start
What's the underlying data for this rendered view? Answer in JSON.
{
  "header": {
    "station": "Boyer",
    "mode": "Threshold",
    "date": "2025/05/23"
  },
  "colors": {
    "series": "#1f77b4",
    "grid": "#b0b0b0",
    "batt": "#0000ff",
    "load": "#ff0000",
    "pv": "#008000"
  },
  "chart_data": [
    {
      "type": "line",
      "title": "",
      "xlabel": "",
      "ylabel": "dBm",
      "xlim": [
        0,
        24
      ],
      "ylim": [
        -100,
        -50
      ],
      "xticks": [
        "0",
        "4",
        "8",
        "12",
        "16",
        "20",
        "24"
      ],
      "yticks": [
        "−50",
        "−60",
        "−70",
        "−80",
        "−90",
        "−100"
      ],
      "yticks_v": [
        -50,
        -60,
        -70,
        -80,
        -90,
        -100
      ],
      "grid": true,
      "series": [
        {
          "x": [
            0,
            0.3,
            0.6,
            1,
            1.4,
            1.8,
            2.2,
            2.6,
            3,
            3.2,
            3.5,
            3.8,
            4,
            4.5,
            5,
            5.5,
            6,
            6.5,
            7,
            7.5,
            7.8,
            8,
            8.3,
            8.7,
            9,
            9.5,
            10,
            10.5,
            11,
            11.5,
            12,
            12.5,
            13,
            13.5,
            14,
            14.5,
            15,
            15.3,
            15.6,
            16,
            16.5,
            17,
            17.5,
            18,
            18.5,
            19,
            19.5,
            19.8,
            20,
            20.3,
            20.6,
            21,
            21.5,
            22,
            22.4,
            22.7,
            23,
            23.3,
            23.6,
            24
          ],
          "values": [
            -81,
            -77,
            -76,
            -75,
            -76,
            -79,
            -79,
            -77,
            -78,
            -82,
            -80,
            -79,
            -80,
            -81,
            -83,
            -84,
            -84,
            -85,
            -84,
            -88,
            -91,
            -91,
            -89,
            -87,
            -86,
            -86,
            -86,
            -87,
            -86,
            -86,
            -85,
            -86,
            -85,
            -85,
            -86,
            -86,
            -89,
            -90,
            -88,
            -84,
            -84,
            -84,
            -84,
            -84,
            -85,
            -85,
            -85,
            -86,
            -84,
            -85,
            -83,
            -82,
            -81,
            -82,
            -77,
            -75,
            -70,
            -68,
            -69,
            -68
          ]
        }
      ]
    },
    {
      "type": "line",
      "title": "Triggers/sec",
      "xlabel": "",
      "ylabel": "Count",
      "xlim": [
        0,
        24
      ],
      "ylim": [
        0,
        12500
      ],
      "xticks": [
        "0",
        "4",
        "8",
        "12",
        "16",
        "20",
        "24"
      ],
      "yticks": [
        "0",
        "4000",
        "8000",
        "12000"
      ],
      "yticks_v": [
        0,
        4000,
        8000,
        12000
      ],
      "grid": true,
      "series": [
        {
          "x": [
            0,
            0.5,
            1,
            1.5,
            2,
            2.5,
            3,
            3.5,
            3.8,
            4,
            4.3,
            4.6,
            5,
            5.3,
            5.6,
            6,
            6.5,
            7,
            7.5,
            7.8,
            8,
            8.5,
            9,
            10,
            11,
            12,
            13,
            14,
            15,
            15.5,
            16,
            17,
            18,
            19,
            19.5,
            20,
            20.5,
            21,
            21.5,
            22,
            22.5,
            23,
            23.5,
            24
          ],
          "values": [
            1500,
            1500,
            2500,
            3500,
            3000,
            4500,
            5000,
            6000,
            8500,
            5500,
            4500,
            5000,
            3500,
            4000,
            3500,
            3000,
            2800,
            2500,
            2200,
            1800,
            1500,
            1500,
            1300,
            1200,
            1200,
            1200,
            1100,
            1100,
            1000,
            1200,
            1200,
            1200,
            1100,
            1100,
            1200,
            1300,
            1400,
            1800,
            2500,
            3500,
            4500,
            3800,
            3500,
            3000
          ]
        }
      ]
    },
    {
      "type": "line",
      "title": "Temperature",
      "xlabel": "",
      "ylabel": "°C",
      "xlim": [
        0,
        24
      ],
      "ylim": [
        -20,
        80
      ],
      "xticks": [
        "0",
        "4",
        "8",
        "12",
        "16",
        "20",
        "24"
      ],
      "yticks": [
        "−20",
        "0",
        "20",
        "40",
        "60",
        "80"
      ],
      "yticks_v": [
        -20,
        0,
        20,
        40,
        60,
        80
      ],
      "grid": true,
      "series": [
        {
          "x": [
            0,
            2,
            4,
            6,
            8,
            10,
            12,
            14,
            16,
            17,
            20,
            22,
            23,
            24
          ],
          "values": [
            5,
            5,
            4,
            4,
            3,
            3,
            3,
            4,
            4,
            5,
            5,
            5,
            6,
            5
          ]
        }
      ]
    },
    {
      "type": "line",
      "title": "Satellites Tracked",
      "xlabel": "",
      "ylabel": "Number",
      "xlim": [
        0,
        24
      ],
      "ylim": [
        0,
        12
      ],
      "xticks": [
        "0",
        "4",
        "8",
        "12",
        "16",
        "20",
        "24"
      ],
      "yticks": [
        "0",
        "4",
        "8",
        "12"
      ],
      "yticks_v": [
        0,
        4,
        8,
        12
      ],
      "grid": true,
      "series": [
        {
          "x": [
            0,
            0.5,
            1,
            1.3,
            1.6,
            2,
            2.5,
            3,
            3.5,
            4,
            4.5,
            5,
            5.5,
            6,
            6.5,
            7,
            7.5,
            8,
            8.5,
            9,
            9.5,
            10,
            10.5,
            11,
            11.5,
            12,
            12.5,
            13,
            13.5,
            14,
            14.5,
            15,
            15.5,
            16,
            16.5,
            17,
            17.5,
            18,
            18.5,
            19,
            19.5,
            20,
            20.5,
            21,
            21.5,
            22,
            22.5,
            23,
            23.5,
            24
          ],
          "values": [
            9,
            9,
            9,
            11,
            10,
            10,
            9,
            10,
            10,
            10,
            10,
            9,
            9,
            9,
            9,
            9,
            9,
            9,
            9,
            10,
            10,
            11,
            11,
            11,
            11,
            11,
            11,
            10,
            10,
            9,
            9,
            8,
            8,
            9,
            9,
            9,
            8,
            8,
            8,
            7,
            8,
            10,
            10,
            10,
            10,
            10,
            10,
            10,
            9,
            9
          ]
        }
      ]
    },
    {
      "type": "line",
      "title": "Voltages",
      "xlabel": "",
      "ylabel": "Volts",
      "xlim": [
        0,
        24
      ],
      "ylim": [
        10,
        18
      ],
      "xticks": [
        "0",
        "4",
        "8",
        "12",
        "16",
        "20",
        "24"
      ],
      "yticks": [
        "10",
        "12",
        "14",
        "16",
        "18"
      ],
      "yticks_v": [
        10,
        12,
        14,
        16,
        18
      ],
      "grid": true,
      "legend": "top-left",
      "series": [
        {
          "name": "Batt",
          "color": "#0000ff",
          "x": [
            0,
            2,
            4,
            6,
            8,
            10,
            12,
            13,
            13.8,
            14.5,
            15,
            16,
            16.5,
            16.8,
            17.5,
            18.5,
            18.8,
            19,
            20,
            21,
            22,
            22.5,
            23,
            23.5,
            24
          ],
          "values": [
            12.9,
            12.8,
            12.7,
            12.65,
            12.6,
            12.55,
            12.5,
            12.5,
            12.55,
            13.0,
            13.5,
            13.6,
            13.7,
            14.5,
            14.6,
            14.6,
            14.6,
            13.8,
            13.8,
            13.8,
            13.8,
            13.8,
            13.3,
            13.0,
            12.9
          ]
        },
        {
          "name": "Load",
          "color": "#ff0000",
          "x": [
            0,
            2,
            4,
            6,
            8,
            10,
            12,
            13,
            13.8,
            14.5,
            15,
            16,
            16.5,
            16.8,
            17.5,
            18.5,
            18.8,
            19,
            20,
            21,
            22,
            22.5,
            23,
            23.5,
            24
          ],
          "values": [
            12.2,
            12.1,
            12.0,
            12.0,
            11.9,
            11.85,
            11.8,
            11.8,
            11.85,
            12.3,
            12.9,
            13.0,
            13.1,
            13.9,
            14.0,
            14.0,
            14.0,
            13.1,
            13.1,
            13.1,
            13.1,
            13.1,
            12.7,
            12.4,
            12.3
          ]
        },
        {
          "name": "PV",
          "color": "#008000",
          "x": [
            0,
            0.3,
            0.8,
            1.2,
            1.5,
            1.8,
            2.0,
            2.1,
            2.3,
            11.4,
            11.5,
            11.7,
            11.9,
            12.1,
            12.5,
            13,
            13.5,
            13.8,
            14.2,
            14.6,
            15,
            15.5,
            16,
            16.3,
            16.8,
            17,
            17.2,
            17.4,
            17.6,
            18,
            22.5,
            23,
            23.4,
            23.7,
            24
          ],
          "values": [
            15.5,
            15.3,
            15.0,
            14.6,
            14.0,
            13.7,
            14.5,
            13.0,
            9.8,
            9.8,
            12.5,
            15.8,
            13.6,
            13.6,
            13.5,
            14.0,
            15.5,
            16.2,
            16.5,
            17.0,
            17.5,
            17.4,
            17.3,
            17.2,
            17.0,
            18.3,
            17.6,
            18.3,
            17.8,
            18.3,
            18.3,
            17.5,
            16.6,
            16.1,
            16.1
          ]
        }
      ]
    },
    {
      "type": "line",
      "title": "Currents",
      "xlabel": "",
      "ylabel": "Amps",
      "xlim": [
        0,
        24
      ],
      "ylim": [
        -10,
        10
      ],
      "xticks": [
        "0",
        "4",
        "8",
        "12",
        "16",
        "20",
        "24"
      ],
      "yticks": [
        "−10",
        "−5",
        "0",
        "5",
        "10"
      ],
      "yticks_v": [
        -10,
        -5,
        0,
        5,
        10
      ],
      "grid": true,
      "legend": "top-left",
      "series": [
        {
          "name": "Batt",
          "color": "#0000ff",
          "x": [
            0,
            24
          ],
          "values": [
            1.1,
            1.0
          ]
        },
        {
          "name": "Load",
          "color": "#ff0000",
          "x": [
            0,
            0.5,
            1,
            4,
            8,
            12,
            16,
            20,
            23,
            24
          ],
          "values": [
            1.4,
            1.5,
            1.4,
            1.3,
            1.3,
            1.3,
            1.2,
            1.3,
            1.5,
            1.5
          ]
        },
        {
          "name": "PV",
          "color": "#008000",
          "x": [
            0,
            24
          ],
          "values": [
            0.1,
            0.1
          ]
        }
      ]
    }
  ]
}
end
* What to do: Every line that holds the string "title" should be returned.

* Worked answer:
      "title": "",
      "title": "Triggers/sec",
      "title": "Temperature",
      "title": "Satellites Tracked",
      "title": "Voltages",
      "title": "Currents",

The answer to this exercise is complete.